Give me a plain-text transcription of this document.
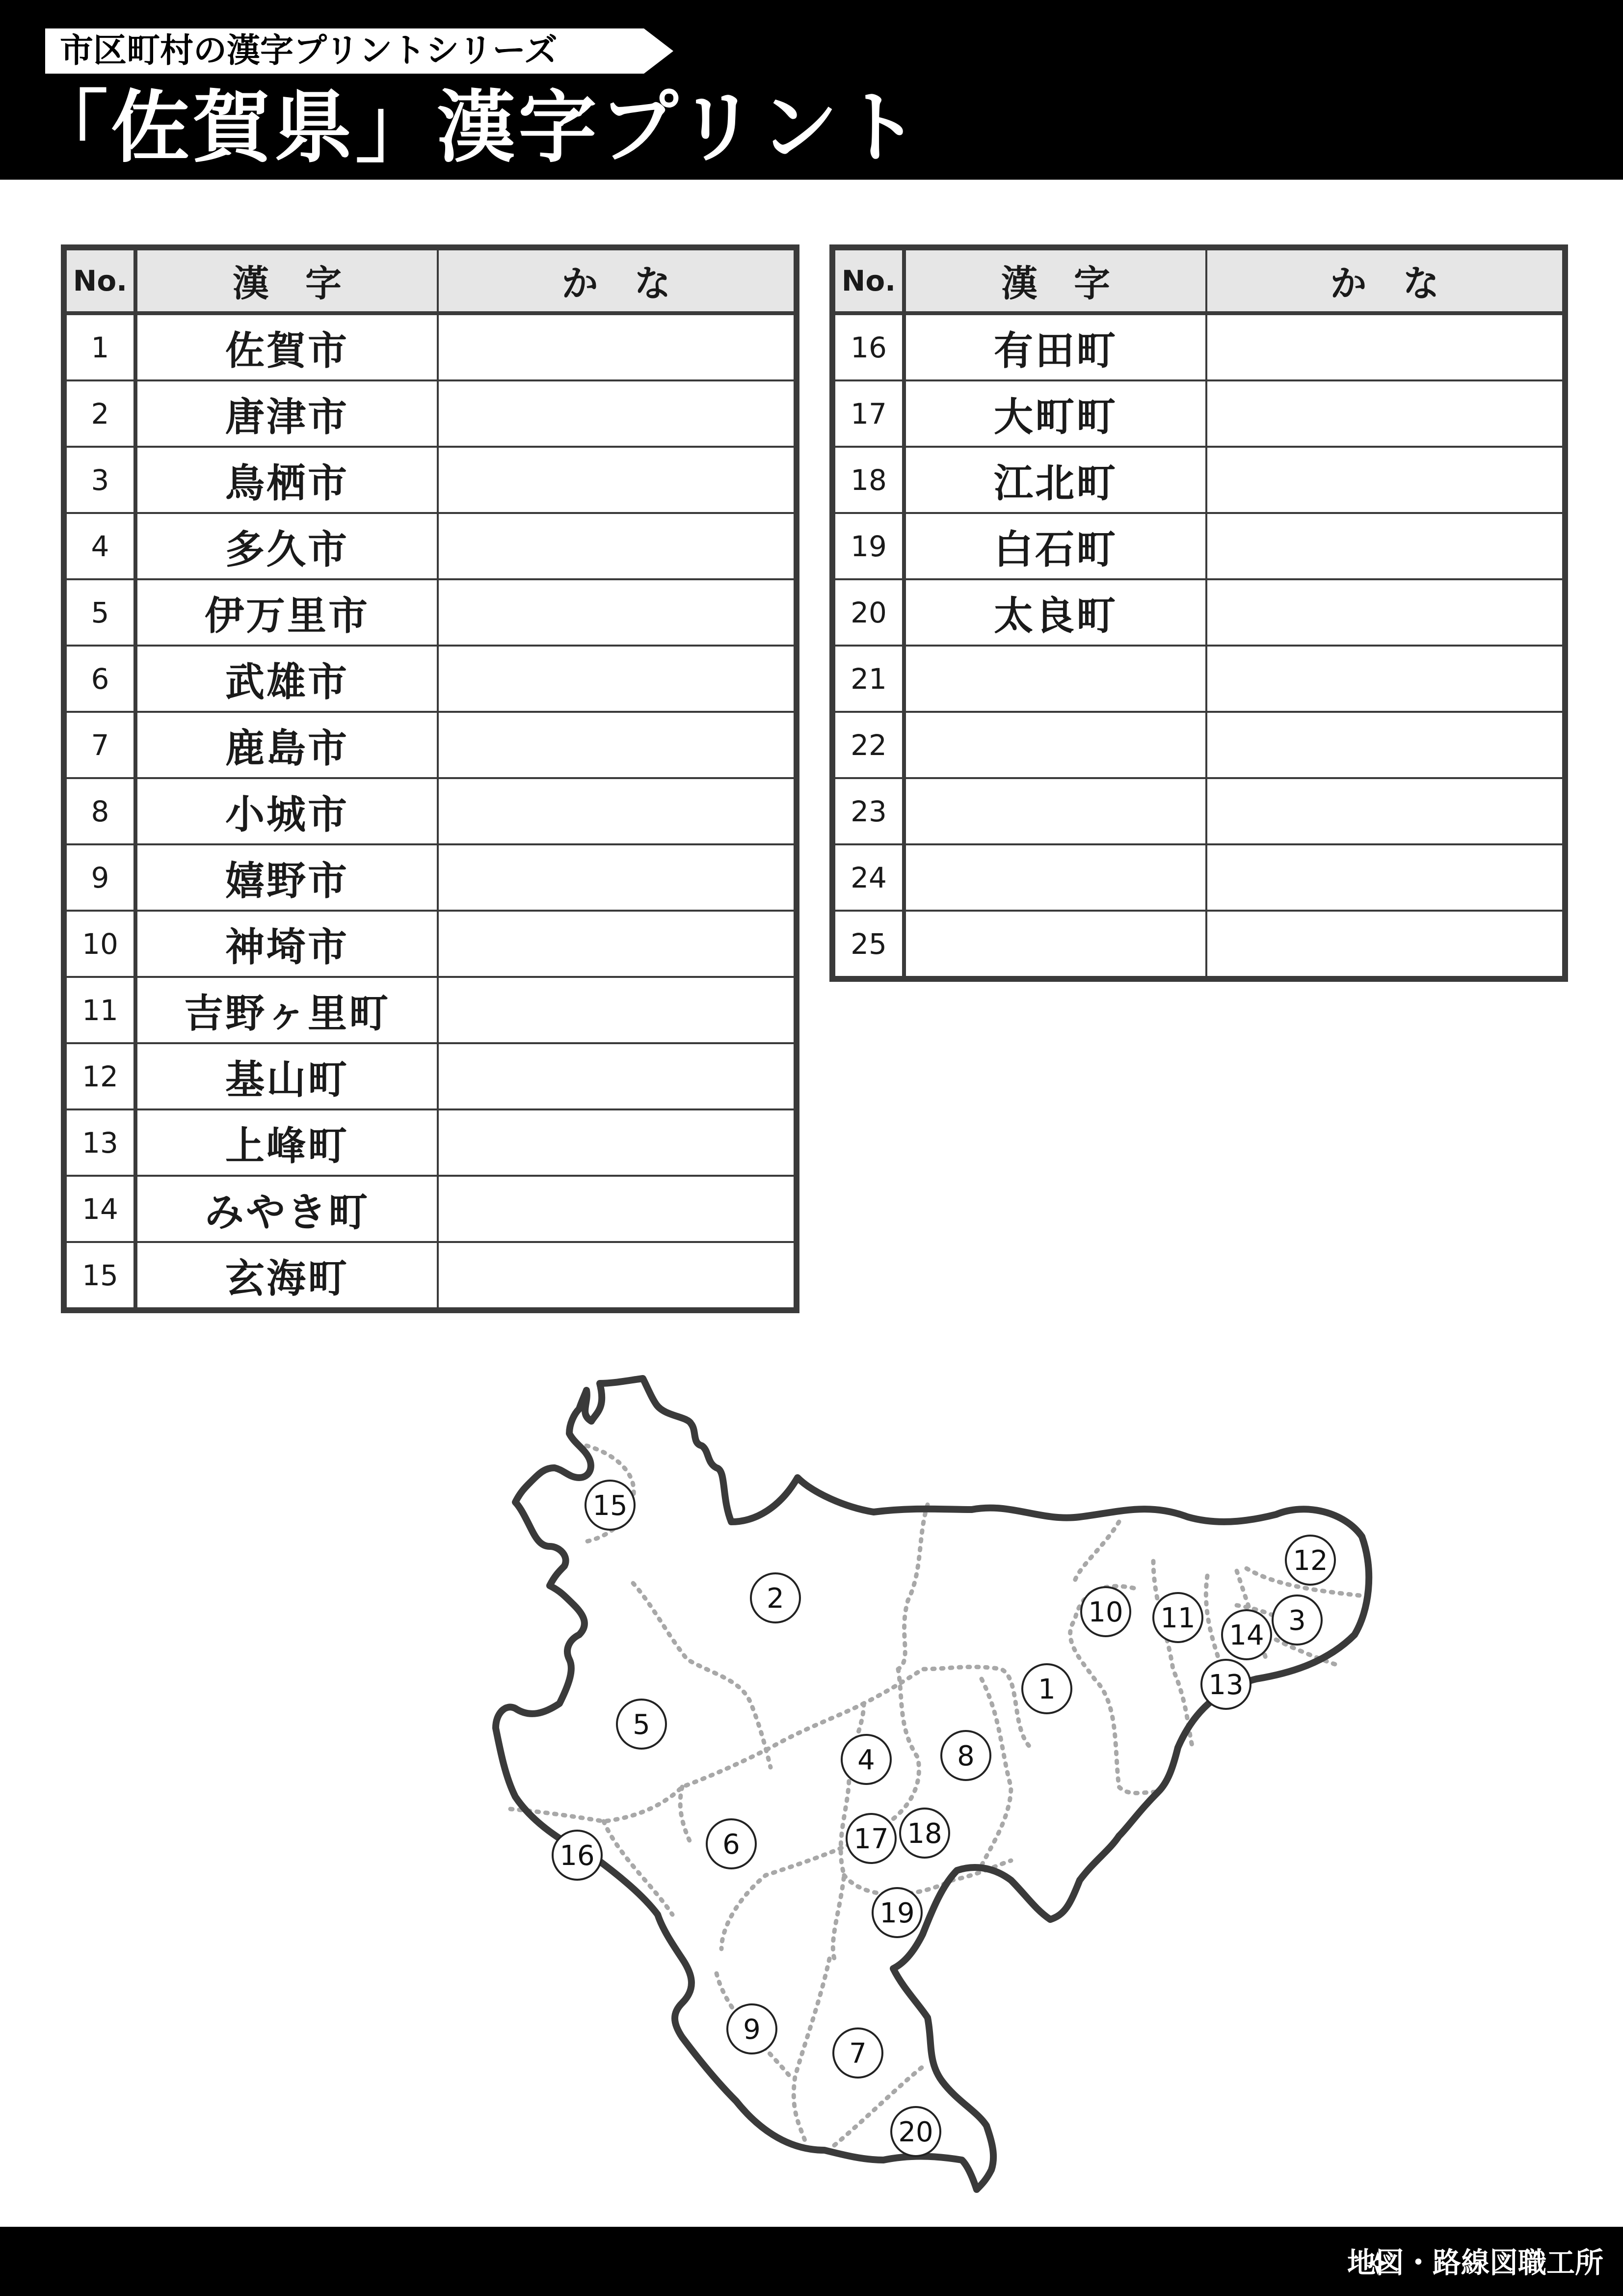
市区町村の漢字プリントシリーズ
「佐賀県」漢字プリント
No.	漢　字	か　な
1	佐賀市	
2	唐津市	
3	鳥栖市	
4	多久市	
5	伊万里市	
6	武雄市	
7	鹿島市	
8	小城市	
9	嬉野市	
10	神埼市	
11	吉野ヶ里町	
12	基山町	
13	上峰町	
14	みやき町	
15	玄海町	
No.	漢　字	か　な
16	有田町	
17	大町町	
18	江北町	
19	白石町	
20	太良町	
21		
22		
23		
24		
25		
1
2
3
4
5
6
7
8
9
10 11
12
13
14
15
16
17 18
19
20
地図・路線図職工所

——

#### [Work to do]
Return the entries unchanged, save for the pictures, which do not belong in the copy.

#### [Solution for this exercise]
Give me a plain-text transcription of this document.
市区町村の漢字プリントシリーズ
「佐賀県」漢字プリント
No.	漢　字	か　な
1	佐賀市	
2	唐津市	
3	鳥栖市	
4	多久市	
5	伊万里市	
6	武雄市	
7	鹿島市	
8	小城市	
9	嬉野市	
10	神埼市	
11	吉野ヶ里町	
12	基山町	
13	上峰町	
14	みやき町	
15	玄海町	
No.	漢　字	か　な
16	有田町	
17	大町町	
18	江北町	
19	白石町	
20	太良町	
21		
22		
23		
24		
25		
1
2
3
4
5
6
7
8
9
10 11
12
13
14
15
16
17 18
19
20
地図・路線図職工所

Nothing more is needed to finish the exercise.